>> start

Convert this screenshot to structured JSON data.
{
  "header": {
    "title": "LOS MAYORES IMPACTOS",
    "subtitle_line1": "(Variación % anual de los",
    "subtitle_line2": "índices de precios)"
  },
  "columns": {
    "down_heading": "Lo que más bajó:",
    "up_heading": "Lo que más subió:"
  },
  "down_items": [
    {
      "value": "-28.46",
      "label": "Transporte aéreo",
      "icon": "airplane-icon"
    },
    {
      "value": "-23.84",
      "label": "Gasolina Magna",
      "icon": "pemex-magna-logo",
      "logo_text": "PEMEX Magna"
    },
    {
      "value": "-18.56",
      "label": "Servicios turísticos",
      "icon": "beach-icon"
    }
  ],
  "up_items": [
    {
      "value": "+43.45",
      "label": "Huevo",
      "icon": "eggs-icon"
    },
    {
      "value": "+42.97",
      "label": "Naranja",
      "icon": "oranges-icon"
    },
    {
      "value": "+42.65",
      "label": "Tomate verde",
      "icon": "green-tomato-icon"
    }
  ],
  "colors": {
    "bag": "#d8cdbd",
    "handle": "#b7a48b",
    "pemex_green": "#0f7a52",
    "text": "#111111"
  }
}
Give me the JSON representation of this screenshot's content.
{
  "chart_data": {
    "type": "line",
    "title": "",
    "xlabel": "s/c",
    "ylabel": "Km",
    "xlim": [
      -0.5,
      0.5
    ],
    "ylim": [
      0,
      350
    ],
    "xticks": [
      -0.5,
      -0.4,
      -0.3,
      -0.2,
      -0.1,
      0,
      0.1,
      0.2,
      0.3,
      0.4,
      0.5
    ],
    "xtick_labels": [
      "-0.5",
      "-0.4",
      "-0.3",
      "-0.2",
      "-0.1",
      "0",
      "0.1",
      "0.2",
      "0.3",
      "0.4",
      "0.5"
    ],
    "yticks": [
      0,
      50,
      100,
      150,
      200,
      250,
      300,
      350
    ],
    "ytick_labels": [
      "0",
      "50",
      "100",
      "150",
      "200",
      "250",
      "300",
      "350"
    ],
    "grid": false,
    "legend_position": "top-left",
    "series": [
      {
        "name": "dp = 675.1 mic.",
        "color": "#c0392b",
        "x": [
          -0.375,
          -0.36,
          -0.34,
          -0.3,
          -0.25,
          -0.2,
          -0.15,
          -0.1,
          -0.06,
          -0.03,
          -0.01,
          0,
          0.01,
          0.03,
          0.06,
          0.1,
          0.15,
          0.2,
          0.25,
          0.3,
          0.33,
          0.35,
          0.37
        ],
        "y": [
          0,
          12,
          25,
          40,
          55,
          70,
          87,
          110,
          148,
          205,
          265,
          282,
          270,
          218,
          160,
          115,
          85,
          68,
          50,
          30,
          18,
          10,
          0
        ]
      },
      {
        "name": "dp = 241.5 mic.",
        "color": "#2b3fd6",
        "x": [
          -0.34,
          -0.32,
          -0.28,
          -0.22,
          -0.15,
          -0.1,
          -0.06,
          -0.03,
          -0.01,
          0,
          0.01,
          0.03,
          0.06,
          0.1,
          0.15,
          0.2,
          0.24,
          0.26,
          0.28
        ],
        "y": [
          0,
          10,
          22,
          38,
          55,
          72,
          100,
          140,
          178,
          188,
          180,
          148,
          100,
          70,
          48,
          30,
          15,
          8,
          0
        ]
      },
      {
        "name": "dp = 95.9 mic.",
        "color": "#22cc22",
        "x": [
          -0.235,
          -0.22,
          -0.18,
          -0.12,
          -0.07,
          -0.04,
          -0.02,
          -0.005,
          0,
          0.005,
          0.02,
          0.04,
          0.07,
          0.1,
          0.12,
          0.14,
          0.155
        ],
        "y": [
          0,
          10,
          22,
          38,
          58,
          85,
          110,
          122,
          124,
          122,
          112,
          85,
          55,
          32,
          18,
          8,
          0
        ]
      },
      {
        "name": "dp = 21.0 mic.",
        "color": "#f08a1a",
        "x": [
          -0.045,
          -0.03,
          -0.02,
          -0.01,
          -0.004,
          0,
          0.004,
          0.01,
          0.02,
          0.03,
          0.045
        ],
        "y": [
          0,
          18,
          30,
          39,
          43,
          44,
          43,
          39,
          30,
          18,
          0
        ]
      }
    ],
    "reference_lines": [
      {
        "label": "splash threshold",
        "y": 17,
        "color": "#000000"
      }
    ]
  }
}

>> end

EXERCISE INSTRUCTIONS ▸
Pick out and copy the lines of the entries that hold the string "screenshot".

ANSWER TO THE PROBLEM ▸
Convert this screenshot to structured JSON data.
Give me the JSON representation of this screenshot's content.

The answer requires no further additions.